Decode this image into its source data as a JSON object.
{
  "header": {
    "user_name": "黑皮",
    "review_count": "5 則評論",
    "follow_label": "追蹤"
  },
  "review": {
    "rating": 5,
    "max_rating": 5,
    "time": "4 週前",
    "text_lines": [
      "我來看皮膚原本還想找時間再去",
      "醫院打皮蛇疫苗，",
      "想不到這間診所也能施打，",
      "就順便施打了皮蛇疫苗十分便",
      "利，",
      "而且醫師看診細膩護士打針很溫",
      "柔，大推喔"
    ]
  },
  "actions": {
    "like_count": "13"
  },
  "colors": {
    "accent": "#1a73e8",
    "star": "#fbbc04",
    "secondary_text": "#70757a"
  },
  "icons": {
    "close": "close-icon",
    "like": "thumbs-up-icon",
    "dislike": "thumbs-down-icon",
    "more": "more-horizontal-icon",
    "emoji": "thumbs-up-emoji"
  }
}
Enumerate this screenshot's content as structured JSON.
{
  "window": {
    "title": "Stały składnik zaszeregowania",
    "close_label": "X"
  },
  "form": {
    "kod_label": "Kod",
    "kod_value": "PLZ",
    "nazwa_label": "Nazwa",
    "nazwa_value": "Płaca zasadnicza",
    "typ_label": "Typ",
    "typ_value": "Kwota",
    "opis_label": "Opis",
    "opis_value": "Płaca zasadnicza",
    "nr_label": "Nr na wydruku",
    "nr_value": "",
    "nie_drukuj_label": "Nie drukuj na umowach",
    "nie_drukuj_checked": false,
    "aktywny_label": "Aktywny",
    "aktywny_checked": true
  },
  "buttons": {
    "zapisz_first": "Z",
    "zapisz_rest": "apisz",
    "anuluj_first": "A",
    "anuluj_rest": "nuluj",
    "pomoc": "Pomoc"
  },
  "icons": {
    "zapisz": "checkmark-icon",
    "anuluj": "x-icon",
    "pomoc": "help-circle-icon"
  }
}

---

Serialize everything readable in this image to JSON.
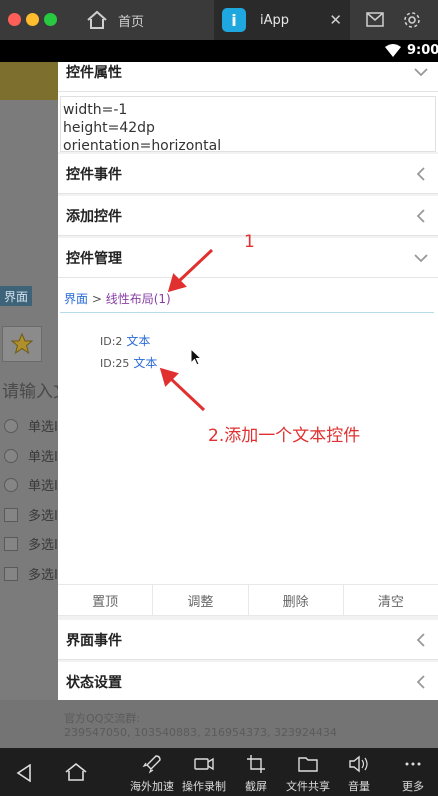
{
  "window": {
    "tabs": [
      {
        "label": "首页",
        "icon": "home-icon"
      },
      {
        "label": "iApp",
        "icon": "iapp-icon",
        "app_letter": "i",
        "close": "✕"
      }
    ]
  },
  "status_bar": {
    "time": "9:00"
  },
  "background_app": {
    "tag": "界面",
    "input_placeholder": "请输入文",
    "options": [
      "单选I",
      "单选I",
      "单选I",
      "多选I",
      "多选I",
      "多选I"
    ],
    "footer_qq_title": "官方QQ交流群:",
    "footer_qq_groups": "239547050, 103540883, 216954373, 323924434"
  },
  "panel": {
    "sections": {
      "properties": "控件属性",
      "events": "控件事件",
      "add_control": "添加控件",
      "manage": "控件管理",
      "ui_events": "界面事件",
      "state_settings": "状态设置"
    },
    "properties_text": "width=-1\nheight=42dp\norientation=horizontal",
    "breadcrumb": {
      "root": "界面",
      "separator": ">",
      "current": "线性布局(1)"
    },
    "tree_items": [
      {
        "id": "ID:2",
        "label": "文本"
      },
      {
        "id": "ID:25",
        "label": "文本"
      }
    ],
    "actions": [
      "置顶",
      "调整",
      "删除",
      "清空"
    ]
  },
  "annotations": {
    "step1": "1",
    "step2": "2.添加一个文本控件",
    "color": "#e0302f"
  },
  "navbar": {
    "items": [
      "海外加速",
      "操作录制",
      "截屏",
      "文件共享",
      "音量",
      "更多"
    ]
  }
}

### SET EXERCISE:
Your task is to gather every line with the word "Płaca" and copy it.

### EXERCISE RESULT:
    "nazwa_value": "Płaca zasadnicza",
    "opis_value": "Płaca zasadnicza",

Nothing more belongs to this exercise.